Image courtesy of Adam Huckaby
A full-body mount of a white phase wild turkey.

That first turkey is special for any hunter, but 9-year-old Easton Colby’s story was one very few hunters could ever fathom: He began his turkey hunting career a few weeks ago with an albino gobbler.

A resident of Collins, Missouri, Easton had been hunting the same property with his grandfather, Curtis, since he was only 4 years old. Even at his young age, years in the field already had his mine made up that he wanted his first turkey to be “the white tom,” a rare albino turkey that was known to frequent the area.

“He was very patient,” his grandfather, Curtis, told KY3 in an interview. “We could have worked harder on other birds and possibly gotten him closer to us. And he was pretty adamant that he wanted to wait for the white tom.”

Any color morphs, which are caused by a genetic mutation, are rare among wildlife. What biologists call “smoke-morph” turkeys, marked by largely white plumage with dark black and brown accents, are seen with some frequency–as many as one in 100, according to the National Audubon Society. The same study, however, indicates truly albino turkeys like Easton’s bird are roughly one in 100,000.

As such, the mysterious white tom Easton had his young eye on was undoubtedly a shot he’d would have to make the most of, as the vast majority of hunters will go a lifetime without ever once laying eyes on such a bird.

WHAT TO WORK ON: Can you write down the passage of the turkey article from "Image courtesy of" to "an albino gobbler.", word for word? The items come from a separate source, not from the turkey article.

GIVEN DATA:
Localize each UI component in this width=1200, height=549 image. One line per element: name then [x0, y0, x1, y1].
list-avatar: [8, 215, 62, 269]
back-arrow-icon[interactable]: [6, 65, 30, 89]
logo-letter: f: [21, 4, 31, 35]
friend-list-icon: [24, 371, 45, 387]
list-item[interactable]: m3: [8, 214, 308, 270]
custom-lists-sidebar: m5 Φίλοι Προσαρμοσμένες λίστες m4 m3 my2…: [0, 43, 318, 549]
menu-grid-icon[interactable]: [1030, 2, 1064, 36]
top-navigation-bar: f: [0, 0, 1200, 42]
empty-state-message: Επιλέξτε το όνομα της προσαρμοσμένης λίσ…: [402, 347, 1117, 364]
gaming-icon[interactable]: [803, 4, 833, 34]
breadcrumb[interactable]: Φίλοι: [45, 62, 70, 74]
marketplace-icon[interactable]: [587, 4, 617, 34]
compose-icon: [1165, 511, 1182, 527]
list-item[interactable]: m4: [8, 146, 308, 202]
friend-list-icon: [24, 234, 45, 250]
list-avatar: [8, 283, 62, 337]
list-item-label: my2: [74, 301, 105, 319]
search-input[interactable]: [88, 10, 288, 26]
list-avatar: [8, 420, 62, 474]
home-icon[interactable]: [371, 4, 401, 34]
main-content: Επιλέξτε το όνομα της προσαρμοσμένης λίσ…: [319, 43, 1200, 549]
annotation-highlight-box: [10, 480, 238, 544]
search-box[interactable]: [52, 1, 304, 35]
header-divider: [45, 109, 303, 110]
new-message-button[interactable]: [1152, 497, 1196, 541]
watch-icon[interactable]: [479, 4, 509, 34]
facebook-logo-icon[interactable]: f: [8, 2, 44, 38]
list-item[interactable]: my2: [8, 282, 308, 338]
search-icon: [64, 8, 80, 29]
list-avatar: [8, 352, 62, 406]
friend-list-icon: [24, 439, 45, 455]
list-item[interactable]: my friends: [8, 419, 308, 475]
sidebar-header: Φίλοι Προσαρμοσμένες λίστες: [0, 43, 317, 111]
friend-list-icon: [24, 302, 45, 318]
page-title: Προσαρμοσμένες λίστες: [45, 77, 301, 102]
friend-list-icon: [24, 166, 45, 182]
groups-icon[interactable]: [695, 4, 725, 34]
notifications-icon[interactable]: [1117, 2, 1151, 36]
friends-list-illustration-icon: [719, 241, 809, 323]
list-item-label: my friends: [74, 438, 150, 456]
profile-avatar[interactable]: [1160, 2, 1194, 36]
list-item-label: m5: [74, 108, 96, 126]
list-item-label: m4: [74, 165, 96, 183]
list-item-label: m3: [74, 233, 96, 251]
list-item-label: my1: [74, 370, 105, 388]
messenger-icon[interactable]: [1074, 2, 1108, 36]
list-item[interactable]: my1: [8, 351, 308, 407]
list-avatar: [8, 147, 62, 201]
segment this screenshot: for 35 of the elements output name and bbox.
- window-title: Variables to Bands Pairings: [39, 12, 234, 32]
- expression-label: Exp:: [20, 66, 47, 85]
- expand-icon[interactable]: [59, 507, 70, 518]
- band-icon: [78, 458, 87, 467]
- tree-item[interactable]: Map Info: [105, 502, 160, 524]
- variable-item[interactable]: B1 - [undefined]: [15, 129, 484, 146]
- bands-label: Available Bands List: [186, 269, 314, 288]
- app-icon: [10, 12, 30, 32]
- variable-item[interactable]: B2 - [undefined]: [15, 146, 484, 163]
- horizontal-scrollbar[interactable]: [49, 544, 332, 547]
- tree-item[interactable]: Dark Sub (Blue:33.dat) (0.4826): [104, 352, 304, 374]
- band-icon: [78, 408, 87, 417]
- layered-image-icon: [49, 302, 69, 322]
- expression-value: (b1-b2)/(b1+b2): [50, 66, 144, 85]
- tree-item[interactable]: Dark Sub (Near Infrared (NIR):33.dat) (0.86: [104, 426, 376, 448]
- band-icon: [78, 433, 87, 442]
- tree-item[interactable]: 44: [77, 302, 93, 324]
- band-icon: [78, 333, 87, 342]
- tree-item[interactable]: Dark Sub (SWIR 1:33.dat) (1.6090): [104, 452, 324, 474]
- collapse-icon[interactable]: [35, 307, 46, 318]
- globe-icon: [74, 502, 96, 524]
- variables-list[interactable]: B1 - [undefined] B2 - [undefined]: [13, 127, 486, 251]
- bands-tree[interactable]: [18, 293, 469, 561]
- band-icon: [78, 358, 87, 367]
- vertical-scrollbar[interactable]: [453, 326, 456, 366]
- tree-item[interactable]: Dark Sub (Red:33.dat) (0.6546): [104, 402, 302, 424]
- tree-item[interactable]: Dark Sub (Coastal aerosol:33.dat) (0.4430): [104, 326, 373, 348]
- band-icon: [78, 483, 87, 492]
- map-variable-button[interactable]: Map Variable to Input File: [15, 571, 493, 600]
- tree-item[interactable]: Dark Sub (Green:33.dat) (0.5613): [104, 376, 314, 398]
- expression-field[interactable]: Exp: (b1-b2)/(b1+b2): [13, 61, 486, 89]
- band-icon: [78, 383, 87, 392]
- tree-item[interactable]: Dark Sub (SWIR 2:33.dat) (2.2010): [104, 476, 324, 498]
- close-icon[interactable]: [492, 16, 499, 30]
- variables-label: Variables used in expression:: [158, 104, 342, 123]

ANSWER BELOW:
Image courtesy of Adam Huckaby
A full-body mount of a white phase wild turkey.

That first turkey is special for any hunter, but 9-year-old Easton Colby’s story was one very few hunters could ever fathom: He began his turkey hunting career a few weeks ago with an albino gobbler.